§ Dataset content:
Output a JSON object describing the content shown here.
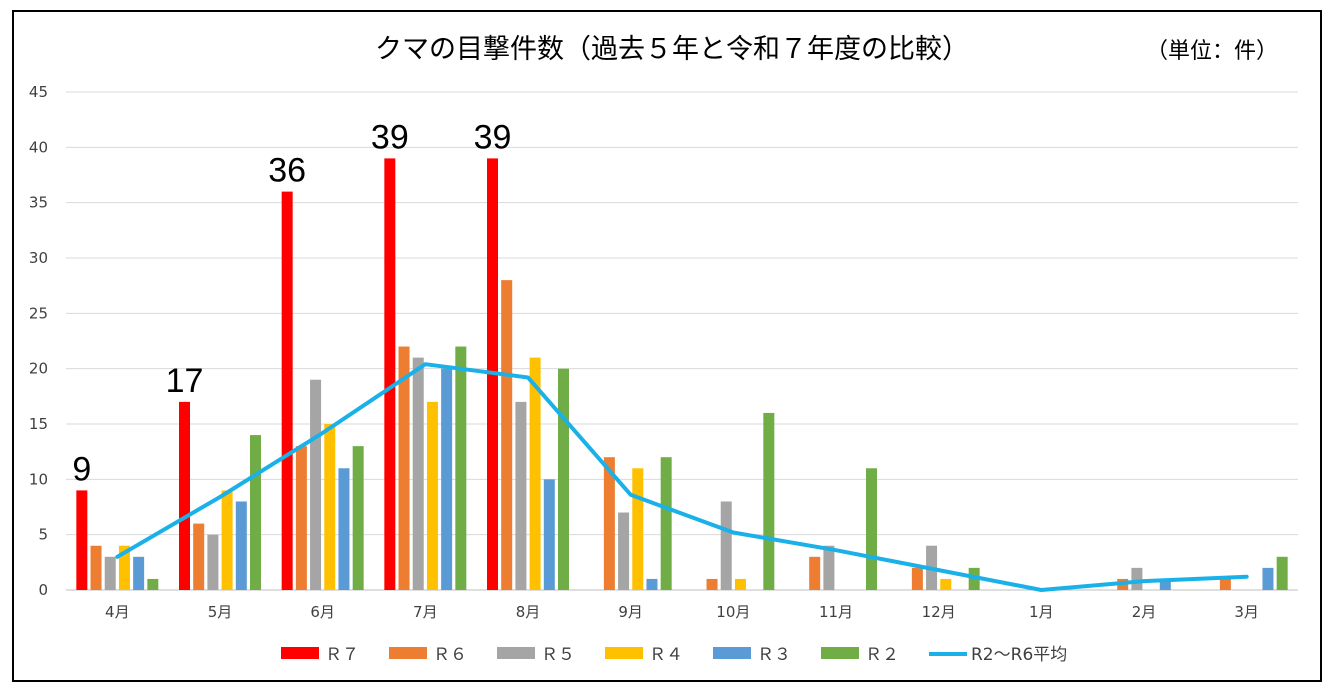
{
  "chart_data": {
    "type": "bar",
    "title": "クマの目撃件数（過去５年と令和７年度の比較）",
    "unit_note": "（単位：件）",
    "categories": [
      "4月",
      "5月",
      "6月",
      "7月",
      "8月",
      "9月",
      "10月",
      "11月",
      "12月",
      "1月",
      "2月",
      "3月"
    ],
    "ylim": [
      0,
      45
    ],
    "yticks": [
      0,
      5,
      10,
      15,
      20,
      25,
      30,
      35,
      40,
      45
    ],
    "grid": true,
    "legend_position": "bottom",
    "series": [
      {
        "name": "Ｒ７",
        "color": "#ff0000",
        "values": [
          9,
          17,
          36,
          39,
          39,
          null,
          null,
          null,
          null,
          null,
          null,
          null
        ],
        "data_labels": true
      },
      {
        "name": "Ｒ６",
        "color": "#ed7d31",
        "values": [
          4,
          6,
          13,
          22,
          28,
          12,
          1,
          3,
          2,
          0,
          1,
          1
        ]
      },
      {
        "name": "Ｒ５",
        "color": "#a5a5a5",
        "values": [
          3,
          5,
          19,
          21,
          17,
          7,
          8,
          4,
          4,
          0,
          2,
          0
        ]
      },
      {
        "name": "Ｒ４",
        "color": "#ffc000",
        "values": [
          4,
          9,
          15,
          17,
          21,
          11,
          1,
          0,
          1,
          0,
          0,
          0
        ]
      },
      {
        "name": "Ｒ３",
        "color": "#5b9bd5",
        "values": [
          3,
          8,
          11,
          20,
          10,
          1,
          0,
          0,
          0,
          0,
          1,
          2
        ]
      },
      {
        "name": "Ｒ２",
        "color": "#70ad47",
        "values": [
          1,
          14,
          13,
          22,
          20,
          12,
          16,
          11,
          2,
          0,
          0,
          3
        ]
      },
      {
        "name": "R2～R6平均",
        "type": "line",
        "color": "#1ab0e8",
        "values": [
          3.0,
          8.4,
          14.2,
          20.4,
          19.2,
          8.6,
          5.2,
          3.6,
          1.8,
          0.0,
          0.8,
          1.2
        ]
      }
    ]
  }
}
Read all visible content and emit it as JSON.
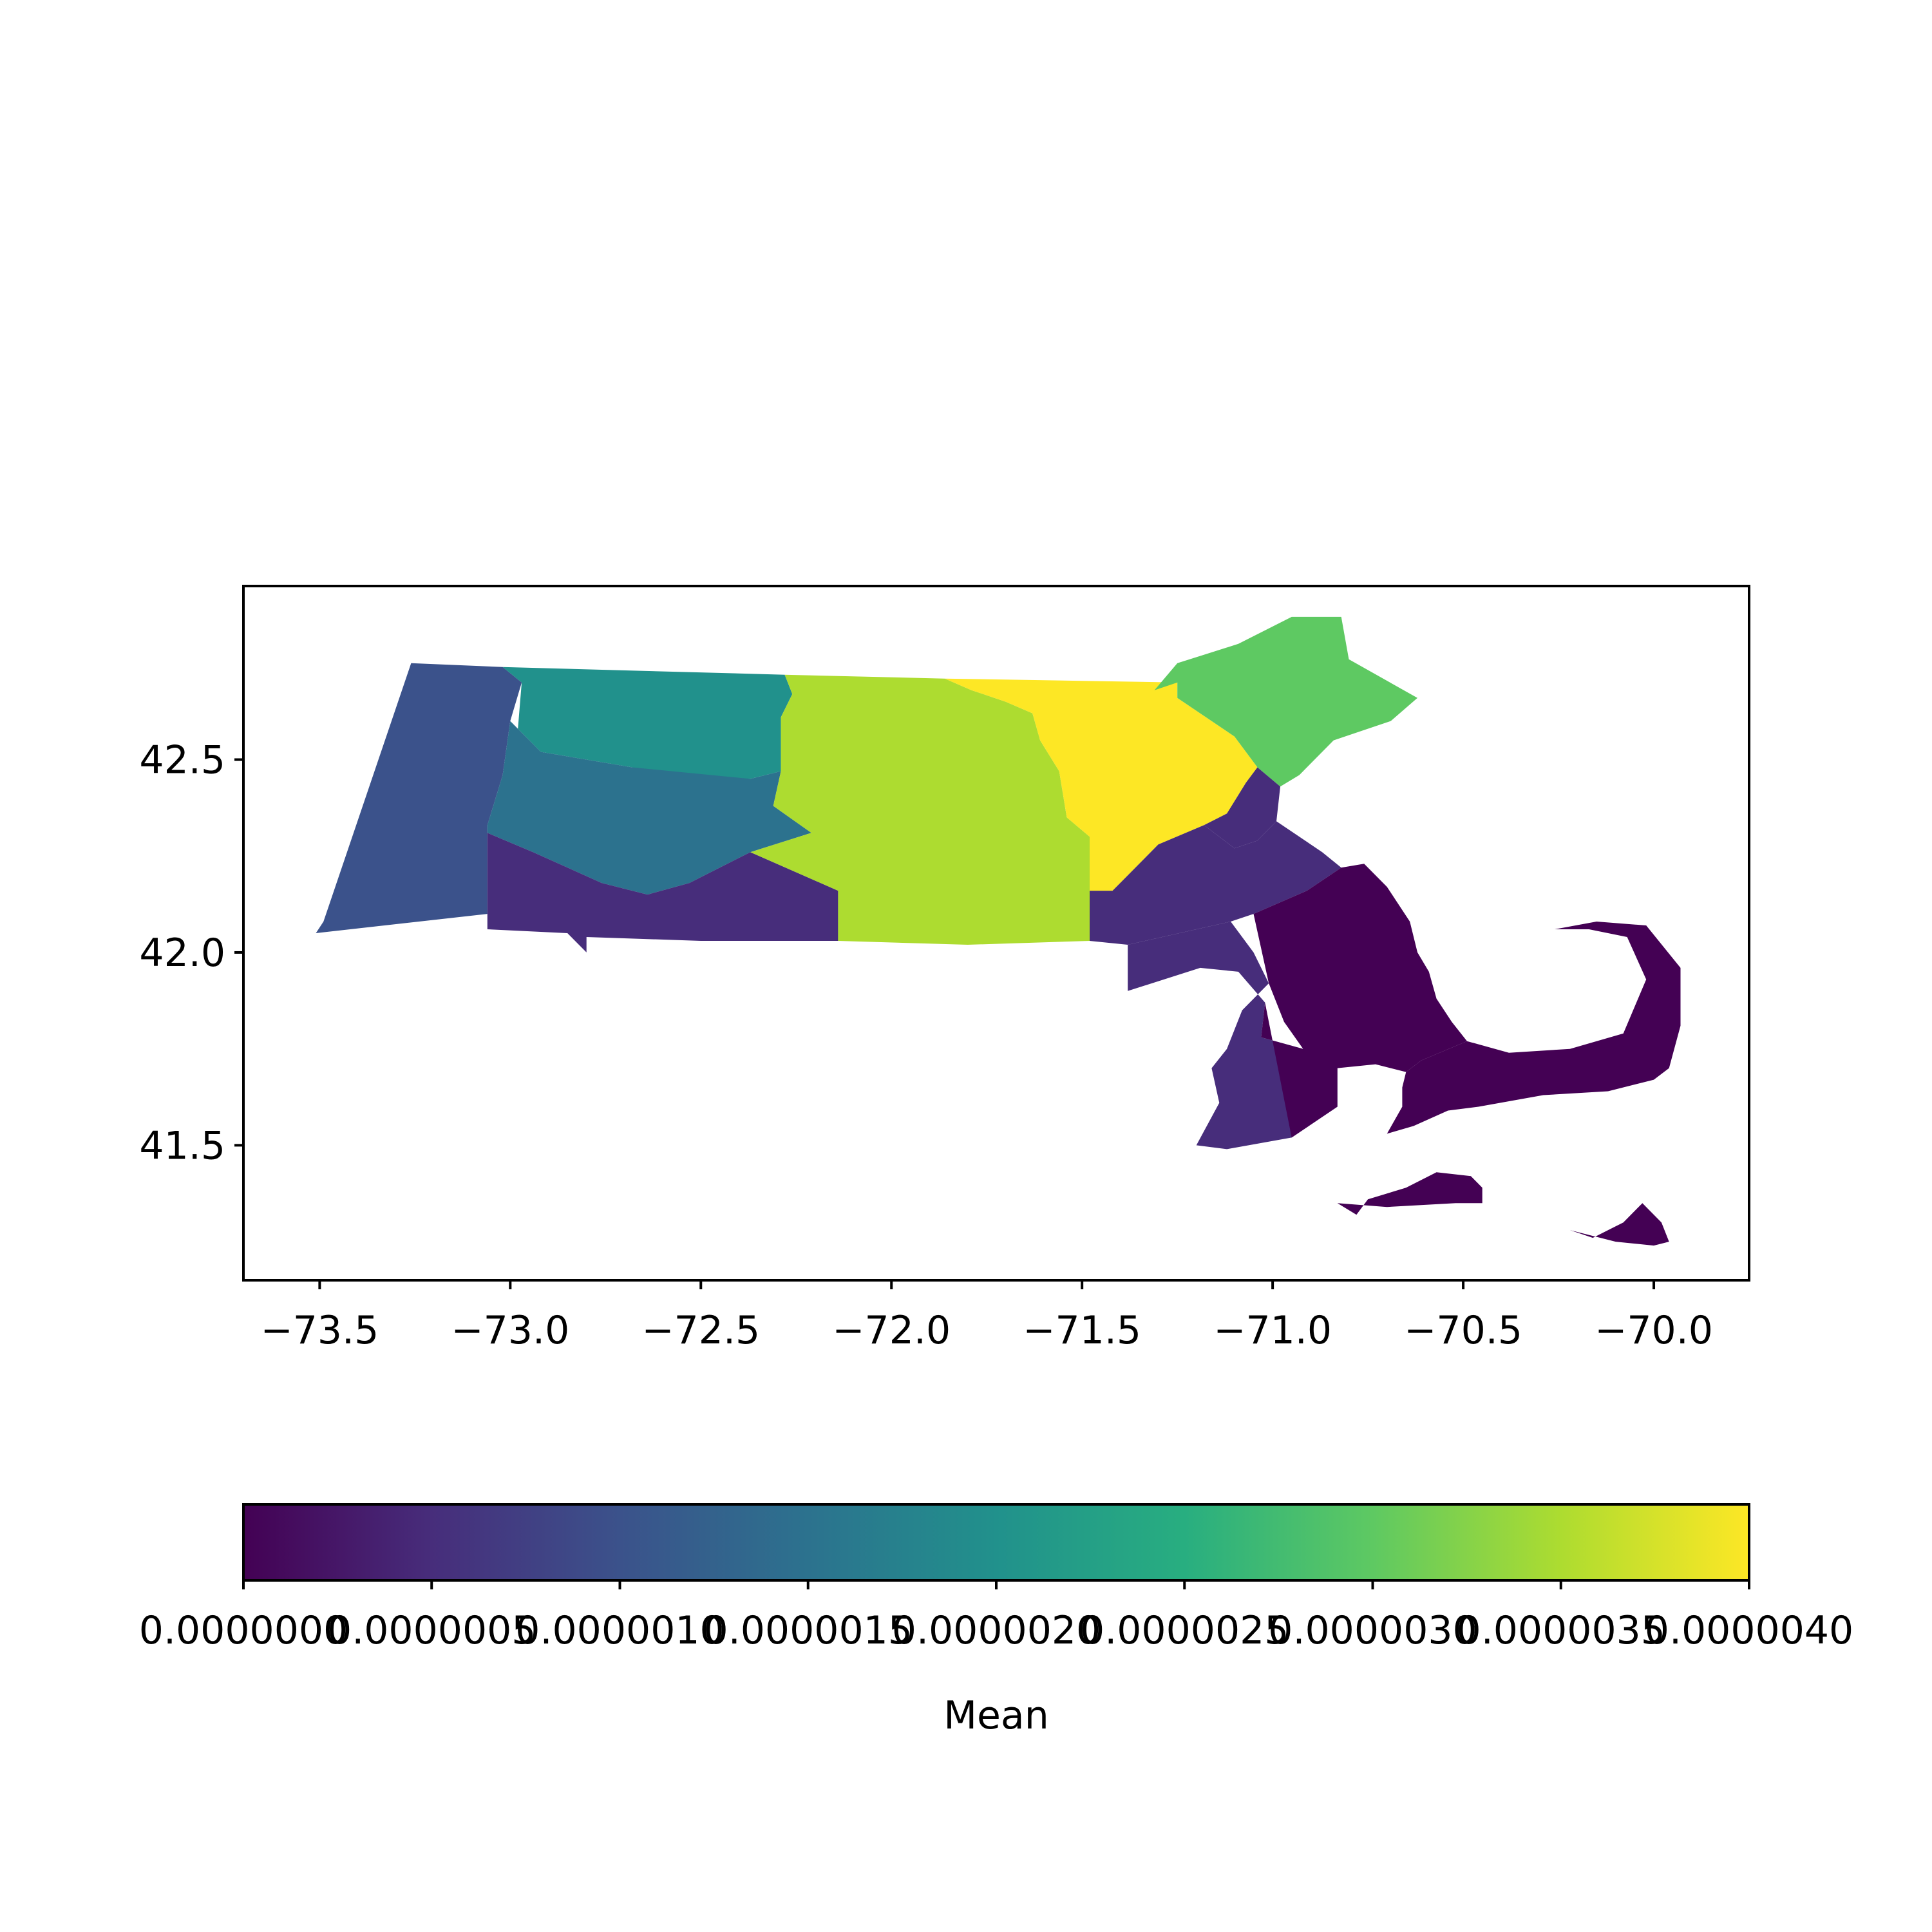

§ Written exercise:
Leave the pictures out and copy the rest of the data exactly.

§ Correct response:
Output a JSON object describing the content shown here.
{
  "chart_data": {
    "type": "bar",
    "title": "クマの目撃件数（過去５年と令和７年度の比較）",
    "unit_note": "（単位：件）",
    "categories": [
      "4月",
      "5月",
      "6月",
      "7月",
      "8月",
      "9月",
      "10月",
      "11月",
      "12月",
      "1月",
      "2月",
      "3月"
    ],
    "ylim": [
      0,
      45
    ],
    "yticks": [
      0,
      5,
      10,
      15,
      20,
      25,
      30,
      35,
      40,
      45
    ],
    "grid": true,
    "legend_position": "bottom",
    "series": [
      {
        "name": "Ｒ７",
        "color": "#ff0000",
        "values": [
          9,
          17,
          36,
          39,
          39,
          null,
          null,
          null,
          null,
          null,
          null,
          null
        ],
        "data_labels": true
      },
      {
        "name": "Ｒ６",
        "color": "#ed7d31",
        "values": [
          4,
          6,
          13,
          22,
          28,
          12,
          1,
          3,
          2,
          0,
          1,
          1
        ]
      },
      {
        "name": "Ｒ５",
        "color": "#a5a5a5",
        "values": [
          3,
          5,
          19,
          21,
          17,
          7,
          8,
          4,
          4,
          0,
          2,
          0
        ]
      },
      {
        "name": "Ｒ４",
        "color": "#ffc000",
        "values": [
          4,
          9,
          15,
          17,
          21,
          11,
          1,
          0,
          1,
          0,
          0,
          0
        ]
      },
      {
        "name": "Ｒ３",
        "color": "#5b9bd5",
        "values": [
          3,
          8,
          11,
          20,
          10,
          1,
          0,
          0,
          0,
          0,
          1,
          2
        ]
      },
      {
        "name": "Ｒ２",
        "color": "#70ad47",
        "values": [
          1,
          14,
          13,
          22,
          20,
          12,
          16,
          11,
          2,
          0,
          0,
          3
        ]
      },
      {
        "name": "R2～R6平均",
        "type": "line",
        "color": "#1ab0e8",
        "values": [
          3.0,
          8.4,
          14.2,
          20.4,
          19.2,
          8.6,
          5.2,
          3.6,
          1.8,
          0.0,
          0.8,
          1.2
        ]
      }
    ]
  }
}
Read all visible content and emit it as JSON.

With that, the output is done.